Stored data:

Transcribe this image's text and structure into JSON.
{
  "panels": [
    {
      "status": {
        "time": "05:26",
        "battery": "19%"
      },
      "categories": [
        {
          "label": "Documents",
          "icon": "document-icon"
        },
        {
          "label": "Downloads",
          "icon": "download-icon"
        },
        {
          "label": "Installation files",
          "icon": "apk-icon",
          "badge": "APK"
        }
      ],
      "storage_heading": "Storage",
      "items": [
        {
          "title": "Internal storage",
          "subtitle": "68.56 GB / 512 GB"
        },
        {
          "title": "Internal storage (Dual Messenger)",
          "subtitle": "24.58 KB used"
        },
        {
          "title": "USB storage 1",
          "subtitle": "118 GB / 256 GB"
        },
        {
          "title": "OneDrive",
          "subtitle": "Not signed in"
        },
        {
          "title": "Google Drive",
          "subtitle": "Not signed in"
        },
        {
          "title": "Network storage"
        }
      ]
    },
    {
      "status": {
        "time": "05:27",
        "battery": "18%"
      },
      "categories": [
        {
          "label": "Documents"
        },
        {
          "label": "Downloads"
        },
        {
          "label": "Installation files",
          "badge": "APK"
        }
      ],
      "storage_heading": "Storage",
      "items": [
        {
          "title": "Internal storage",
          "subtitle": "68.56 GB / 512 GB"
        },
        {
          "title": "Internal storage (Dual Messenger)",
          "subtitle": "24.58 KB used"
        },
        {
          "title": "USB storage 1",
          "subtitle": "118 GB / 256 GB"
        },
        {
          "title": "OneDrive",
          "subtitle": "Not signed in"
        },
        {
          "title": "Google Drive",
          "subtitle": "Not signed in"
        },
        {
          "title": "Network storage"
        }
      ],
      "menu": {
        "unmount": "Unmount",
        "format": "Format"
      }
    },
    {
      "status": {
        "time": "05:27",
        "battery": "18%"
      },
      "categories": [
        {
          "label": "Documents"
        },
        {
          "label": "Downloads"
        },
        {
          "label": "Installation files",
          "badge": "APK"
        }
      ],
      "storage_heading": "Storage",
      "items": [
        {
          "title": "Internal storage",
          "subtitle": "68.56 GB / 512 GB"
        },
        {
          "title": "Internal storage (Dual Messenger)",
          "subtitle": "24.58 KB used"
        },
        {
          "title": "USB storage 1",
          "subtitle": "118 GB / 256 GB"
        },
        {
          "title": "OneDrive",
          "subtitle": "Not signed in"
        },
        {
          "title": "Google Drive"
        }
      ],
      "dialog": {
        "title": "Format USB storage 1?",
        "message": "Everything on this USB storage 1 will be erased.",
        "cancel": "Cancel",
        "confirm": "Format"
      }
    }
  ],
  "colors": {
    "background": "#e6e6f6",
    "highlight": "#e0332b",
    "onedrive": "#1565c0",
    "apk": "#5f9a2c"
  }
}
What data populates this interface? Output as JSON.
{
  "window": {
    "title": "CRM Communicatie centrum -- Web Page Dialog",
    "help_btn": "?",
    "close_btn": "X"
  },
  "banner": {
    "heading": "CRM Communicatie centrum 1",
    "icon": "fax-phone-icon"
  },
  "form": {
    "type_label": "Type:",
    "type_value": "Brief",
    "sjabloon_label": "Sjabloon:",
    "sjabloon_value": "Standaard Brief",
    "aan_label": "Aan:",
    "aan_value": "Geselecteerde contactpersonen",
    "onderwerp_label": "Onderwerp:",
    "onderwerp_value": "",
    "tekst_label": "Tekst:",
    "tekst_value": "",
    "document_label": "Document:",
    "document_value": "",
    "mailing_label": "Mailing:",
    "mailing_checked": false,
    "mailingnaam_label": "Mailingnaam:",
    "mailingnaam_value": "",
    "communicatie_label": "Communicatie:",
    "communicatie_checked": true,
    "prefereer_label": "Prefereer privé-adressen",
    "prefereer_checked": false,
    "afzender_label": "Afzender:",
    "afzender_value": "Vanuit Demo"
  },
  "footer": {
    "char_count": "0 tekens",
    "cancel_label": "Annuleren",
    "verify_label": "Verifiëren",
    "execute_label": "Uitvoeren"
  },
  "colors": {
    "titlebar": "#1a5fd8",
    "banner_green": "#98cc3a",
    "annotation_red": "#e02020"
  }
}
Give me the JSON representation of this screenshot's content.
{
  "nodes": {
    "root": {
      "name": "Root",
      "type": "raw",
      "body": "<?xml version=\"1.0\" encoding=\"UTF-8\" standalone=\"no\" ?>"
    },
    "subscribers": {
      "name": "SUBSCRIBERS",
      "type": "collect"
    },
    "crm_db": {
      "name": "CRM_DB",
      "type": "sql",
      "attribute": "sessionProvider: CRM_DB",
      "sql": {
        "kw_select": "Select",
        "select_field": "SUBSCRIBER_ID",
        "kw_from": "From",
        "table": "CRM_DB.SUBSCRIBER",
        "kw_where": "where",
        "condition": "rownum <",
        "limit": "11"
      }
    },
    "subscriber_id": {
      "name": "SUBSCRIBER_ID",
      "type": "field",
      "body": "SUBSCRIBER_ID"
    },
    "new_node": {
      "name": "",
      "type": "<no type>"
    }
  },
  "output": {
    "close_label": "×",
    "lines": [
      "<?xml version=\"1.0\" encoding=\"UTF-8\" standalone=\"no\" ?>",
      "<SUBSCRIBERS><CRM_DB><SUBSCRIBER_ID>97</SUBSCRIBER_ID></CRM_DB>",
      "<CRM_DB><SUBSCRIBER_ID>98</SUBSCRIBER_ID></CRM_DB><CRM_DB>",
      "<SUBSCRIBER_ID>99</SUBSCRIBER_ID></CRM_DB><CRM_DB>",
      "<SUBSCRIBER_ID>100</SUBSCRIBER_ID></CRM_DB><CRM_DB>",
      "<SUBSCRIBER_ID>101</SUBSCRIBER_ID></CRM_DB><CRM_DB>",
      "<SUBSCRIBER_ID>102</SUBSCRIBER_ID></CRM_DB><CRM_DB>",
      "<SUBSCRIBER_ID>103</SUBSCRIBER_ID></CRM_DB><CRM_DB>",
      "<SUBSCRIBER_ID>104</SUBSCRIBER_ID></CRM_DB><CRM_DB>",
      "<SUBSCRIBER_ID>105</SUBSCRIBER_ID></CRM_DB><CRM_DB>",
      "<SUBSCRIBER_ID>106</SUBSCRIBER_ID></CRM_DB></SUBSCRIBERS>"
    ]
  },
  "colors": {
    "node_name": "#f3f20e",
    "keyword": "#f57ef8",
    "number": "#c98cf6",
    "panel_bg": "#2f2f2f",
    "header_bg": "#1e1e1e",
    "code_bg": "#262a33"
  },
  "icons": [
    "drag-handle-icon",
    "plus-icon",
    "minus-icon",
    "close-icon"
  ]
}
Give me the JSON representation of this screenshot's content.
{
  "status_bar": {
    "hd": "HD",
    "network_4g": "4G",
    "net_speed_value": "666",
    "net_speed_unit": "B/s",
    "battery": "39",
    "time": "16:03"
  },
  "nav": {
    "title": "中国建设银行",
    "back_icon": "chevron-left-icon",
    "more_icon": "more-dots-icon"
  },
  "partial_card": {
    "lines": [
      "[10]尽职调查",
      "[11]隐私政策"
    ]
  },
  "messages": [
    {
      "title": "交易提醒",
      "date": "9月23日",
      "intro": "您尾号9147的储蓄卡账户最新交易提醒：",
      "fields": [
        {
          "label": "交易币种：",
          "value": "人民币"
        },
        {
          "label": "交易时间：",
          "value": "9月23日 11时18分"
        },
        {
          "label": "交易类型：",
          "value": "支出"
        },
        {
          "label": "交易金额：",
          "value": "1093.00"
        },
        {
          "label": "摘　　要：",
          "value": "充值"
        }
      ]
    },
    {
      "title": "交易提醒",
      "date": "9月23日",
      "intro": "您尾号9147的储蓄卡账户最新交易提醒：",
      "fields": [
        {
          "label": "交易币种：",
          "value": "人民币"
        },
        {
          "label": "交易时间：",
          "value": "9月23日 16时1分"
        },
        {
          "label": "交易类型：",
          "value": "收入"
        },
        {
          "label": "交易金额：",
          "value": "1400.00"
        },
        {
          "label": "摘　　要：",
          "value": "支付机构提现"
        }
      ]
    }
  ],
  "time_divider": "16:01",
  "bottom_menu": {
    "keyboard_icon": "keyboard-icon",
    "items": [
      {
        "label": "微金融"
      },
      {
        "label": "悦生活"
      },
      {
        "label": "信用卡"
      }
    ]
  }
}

TASK GOAL: Search the data above for the string "false" and copy each line that has it.

RIGHT ANSWER:
    "mailing_checked": false,
    "prefereer_checked": false,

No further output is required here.